-------- Entries supplied --------

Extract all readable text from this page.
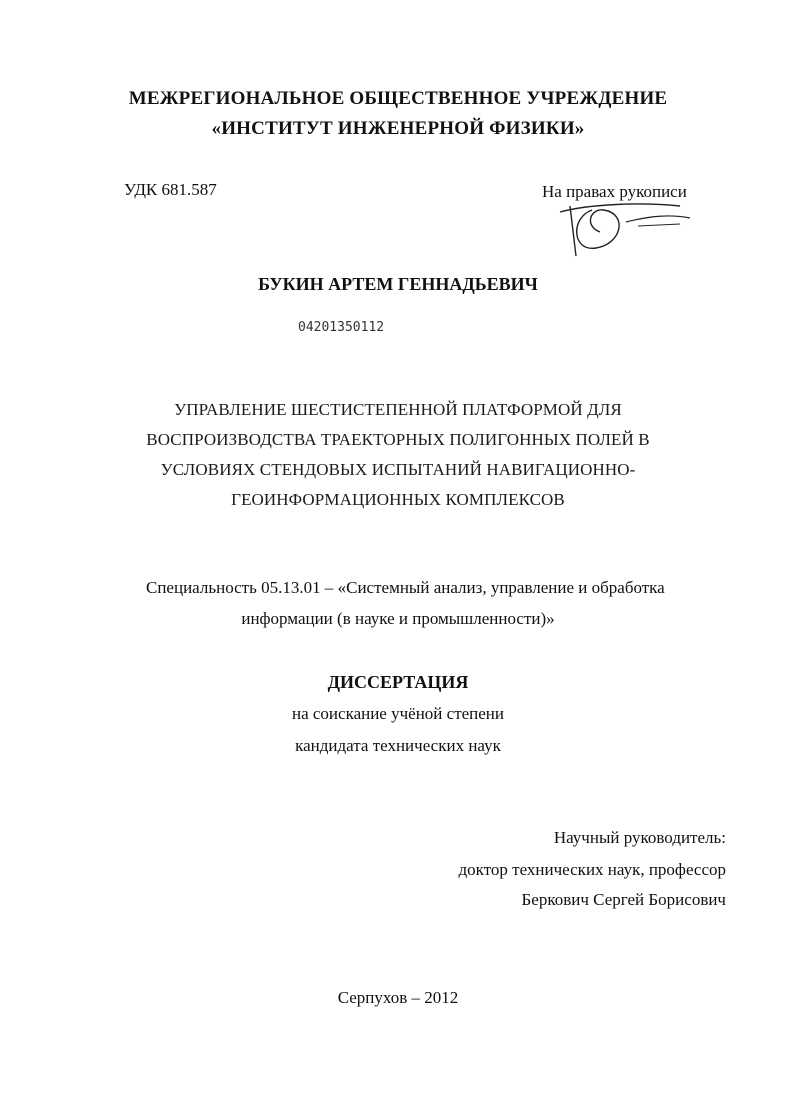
МЕЖРЕГИОНАЛЬНОЕ ОБЩЕСТВЕННОЕ УЧРЕЖДЕНИЕ
«ИНСТИТУТ ИНЖЕНЕРНОЙ ФИЗИКИ»
УДК 681.587	На правах рукописи
БУКИН АРТЕМ ГЕННАДЬЕВИЧ
04201350112
УПРАВЛЕНИЕ ШЕСТИСТЕПЕННОЙ ПЛАТФОРМОЙ ДЛЯ
ВОСПРОИЗВОДСТВА ТРАЕКТОРНЫХ ПОЛИГОННЫХ ПОЛЕЙ В
УСЛОВИЯХ СТЕНДОВЫХ ИСПЫТАНИЙ НАВИГАЦИОННО-
ГЕОИНФОРМАЦИОННЫХ КОМПЛЕКСОВ
Специальность 05.13.01 – «Системный анализ, управление и обработка
информации (в науке и промышленности)»
ДИССЕРТАЦИЯ
на соискание учёной степени
кандидата технических наук
Научный руководитель:
доктор технических наук, профессор
Беркович Сергей Борисович
Серпухов – 2012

--------

*Exercise goal*
Every line of text is to be repeated exactly; pictures are left out.

*Full response*
Extract all readable text from this page.
МЕЖРЕГИОНАЛЬНОЕ ОБЩЕСТВЕННОЕ УЧРЕЖДЕНИЕ
«ИНСТИТУТ ИНЖЕНЕРНОЙ ФИЗИКИ»
УДК 681.587	На правах рукописи
БУКИН АРТЕМ ГЕННАДЬЕВИЧ
04201350112
УПРАВЛЕНИЕ ШЕСТИСТЕПЕННОЙ ПЛАТФОРМОЙ ДЛЯ
ВОСПРОИЗВОДСТВА ТРАЕКТОРНЫХ ПОЛИГОННЫХ ПОЛЕЙ В
УСЛОВИЯХ СТЕНДОВЫХ ИСПЫТАНИЙ НАВИГАЦИОННО-
ГЕОИНФОРМАЦИОННЫХ КОМПЛЕКСОВ
Специальность 05.13.01 – «Системный анализ, управление и обработка
информации (в науке и промышленности)»
ДИССЕРТАЦИЯ
на соискание учёной степени
кандидата технических наук
Научный руководитель:
доктор технических наук, профессор
Беркович Сергей Борисович
Серпухов – 2012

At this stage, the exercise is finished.